*Dataset records:*
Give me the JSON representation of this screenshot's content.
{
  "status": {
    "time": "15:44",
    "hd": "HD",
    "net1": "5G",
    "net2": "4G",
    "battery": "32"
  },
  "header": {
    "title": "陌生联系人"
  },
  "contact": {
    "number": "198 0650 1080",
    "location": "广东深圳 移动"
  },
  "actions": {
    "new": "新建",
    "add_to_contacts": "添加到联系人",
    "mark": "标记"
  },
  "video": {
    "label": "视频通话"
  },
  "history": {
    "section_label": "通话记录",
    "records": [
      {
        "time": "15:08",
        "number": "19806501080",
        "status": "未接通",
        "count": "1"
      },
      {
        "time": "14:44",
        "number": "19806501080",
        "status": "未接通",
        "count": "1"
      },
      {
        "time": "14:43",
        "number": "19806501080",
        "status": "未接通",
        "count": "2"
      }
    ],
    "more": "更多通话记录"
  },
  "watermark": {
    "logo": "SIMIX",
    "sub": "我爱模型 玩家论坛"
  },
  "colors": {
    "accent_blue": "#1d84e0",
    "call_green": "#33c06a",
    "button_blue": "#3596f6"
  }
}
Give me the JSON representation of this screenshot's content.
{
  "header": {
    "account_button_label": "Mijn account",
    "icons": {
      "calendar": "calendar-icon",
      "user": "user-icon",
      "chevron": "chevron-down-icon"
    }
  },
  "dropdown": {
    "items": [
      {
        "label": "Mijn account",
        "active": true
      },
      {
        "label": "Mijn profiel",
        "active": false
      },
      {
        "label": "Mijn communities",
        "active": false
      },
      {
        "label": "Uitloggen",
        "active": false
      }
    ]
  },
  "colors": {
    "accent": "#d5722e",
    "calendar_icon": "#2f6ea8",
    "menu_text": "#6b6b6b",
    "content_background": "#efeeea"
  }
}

*Problem statement:*
Copy out each record, keeping every word as it is.

*Complete output:*
Give me the JSON representation of this screenshot's content.
{
  "status": {
    "time": "15:44",
    "hd": "HD",
    "net1": "5G",
    "net2": "4G",
    "battery": "32"
  },
  "header": {
    "title": "陌生联系人"
  },
  "contact": {
    "number": "198 0650 1080",
    "location": "广东深圳 移动"
  },
  "actions": {
    "new": "新建",
    "add_to_contacts": "添加到联系人",
    "mark": "标记"
  },
  "video": {
    "label": "视频通话"
  },
  "history": {
    "section_label": "通话记录",
    "records": [
      {
        "time": "15:08",
        "number": "19806501080",
        "status": "未接通",
        "count": "1"
      },
      {
        "time": "14:44",
        "number": "19806501080",
        "status": "未接通",
        "count": "1"
      },
      {
        "time": "14:43",
        "number": "19806501080",
        "status": "未接通",
        "count": "2"
      }
    ],
    "more": "更多通话记录"
  },
  "watermark": {
    "logo": "SIMIX",
    "sub": "我爱模型 玩家论坛"
  },
  "colors": {
    "accent_blue": "#1d84e0",
    "call_green": "#33c06a",
    "button_blue": "#3596f6"
  }
}
Give me the JSON representation of this screenshot's content.
{
  "header": {
    "account_button_label": "Mijn account",
    "icons": {
      "calendar": "calendar-icon",
      "user": "user-icon",
      "chevron": "chevron-down-icon"
    }
  },
  "dropdown": {
    "items": [
      {
        "label": "Mijn account",
        "active": true
      },
      {
        "label": "Mijn profiel",
        "active": false
      },
      {
        "label": "Mijn communities",
        "active": false
      },
      {
        "label": "Uitloggen",
        "active": false
      }
    ]
  },
  "colors": {
    "accent": "#d5722e",
    "calendar_icon": "#2f6ea8",
    "menu_text": "#6b6b6b",
    "content_background": "#efeeea"
  }
}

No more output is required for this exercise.